Write the data out again exactly, with no pictures.

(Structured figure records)
■ ■ ■ ■ ■ ■ ■

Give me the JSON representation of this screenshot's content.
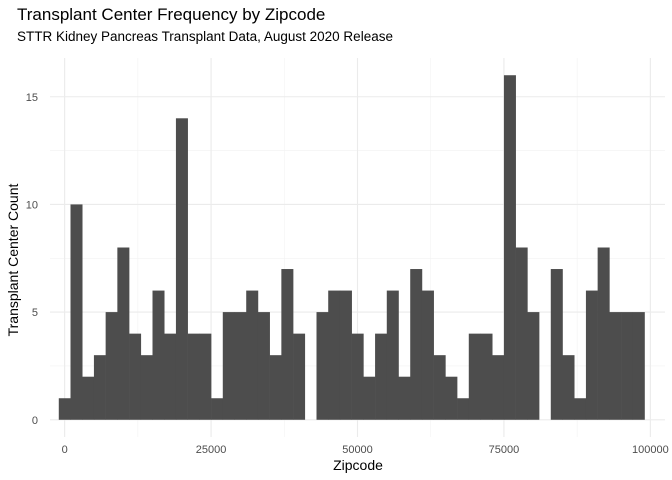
{
  "chart_data": {
    "type": "bar",
    "title": "Transplant Center Frequency by Zipcode",
    "subtitle": "STTR Kidney Pancreas Transplant Data, August 2020 Release",
    "xlabel": "Zipcode",
    "ylabel": "Transplant Center Count",
    "xlim": [
      -2500,
      102500
    ],
    "ylim": [
      -0.8,
      16.8
    ],
    "x_ticks": [
      0,
      25000,
      50000,
      75000,
      100000
    ],
    "x_tick_labels": [
      "0",
      "25000",
      "50000",
      "75000",
      "100000"
    ],
    "y_ticks": [
      0,
      5,
      10,
      15
    ],
    "y_tick_labels": [
      "0",
      "5",
      "10",
      "15"
    ],
    "bin_width": 2000,
    "bin_centers": [
      0,
      2000,
      4000,
      6000,
      8000,
      10000,
      12000,
      14000,
      16000,
      18000,
      20000,
      22000,
      24000,
      26000,
      28000,
      30000,
      32000,
      34000,
      36000,
      38000,
      40000,
      42000,
      44000,
      46000,
      48000,
      50000,
      52000,
      54000,
      56000,
      58000,
      60000,
      62000,
      64000,
      66000,
      68000,
      70000,
      72000,
      74000,
      76000,
      78000,
      80000,
      82000,
      84000,
      86000,
      88000,
      90000,
      92000,
      94000,
      96000,
      98000
    ],
    "values": [
      1,
      10,
      2,
      3,
      5,
      8,
      4,
      3,
      6,
      4,
      14,
      4,
      4,
      1,
      5,
      5,
      6,
      5,
      3,
      7,
      4,
      0,
      5,
      6,
      6,
      4,
      2,
      4,
      6,
      2,
      7,
      6,
      3,
      2,
      1,
      4,
      4,
      3,
      16,
      8,
      5,
      0,
      7,
      3,
      1,
      6,
      8,
      5,
      5,
      5
    ],
    "bar_color": "#4d4d4d",
    "grid": true,
    "legend": "none"
  }
}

■ ■ ■ ■ ■ ■ ■

## Solution for this task
Give me the JSON representation of this screenshot's content.
{
  "chart_data": {
    "type": "bar",
    "title": "Transplant Center Frequency by Zipcode",
    "subtitle": "STTR Kidney Pancreas Transplant Data, August 2020 Release",
    "xlabel": "Zipcode",
    "ylabel": "Transplant Center Count",
    "xlim": [
      -2500,
      102500
    ],
    "ylim": [
      -0.8,
      16.8
    ],
    "x_ticks": [
      0,
      25000,
      50000,
      75000,
      100000
    ],
    "x_tick_labels": [
      "0",
      "25000",
      "50000",
      "75000",
      "100000"
    ],
    "y_ticks": [
      0,
      5,
      10,
      15
    ],
    "y_tick_labels": [
      "0",
      "5",
      "10",
      "15"
    ],
    "bin_width": 2000,
    "bin_centers": [
      0,
      2000,
      4000,
      6000,
      8000,
      10000,
      12000,
      14000,
      16000,
      18000,
      20000,
      22000,
      24000,
      26000,
      28000,
      30000,
      32000,
      34000,
      36000,
      38000,
      40000,
      42000,
      44000,
      46000,
      48000,
      50000,
      52000,
      54000,
      56000,
      58000,
      60000,
      62000,
      64000,
      66000,
      68000,
      70000,
      72000,
      74000,
      76000,
      78000,
      80000,
      82000,
      84000,
      86000,
      88000,
      90000,
      92000,
      94000,
      96000,
      98000
    ],
    "values": [
      1,
      10,
      2,
      3,
      5,
      8,
      4,
      3,
      6,
      4,
      14,
      4,
      4,
      1,
      5,
      5,
      6,
      5,
      3,
      7,
      4,
      0,
      5,
      6,
      6,
      4,
      2,
      4,
      6,
      2,
      7,
      6,
      3,
      2,
      1,
      4,
      4,
      3,
      16,
      8,
      5,
      0,
      7,
      3,
      1,
      6,
      8,
      5,
      5,
      5
    ],
    "bar_color": "#4d4d4d",
    "grid": true,
    "legend": "none"
  }
}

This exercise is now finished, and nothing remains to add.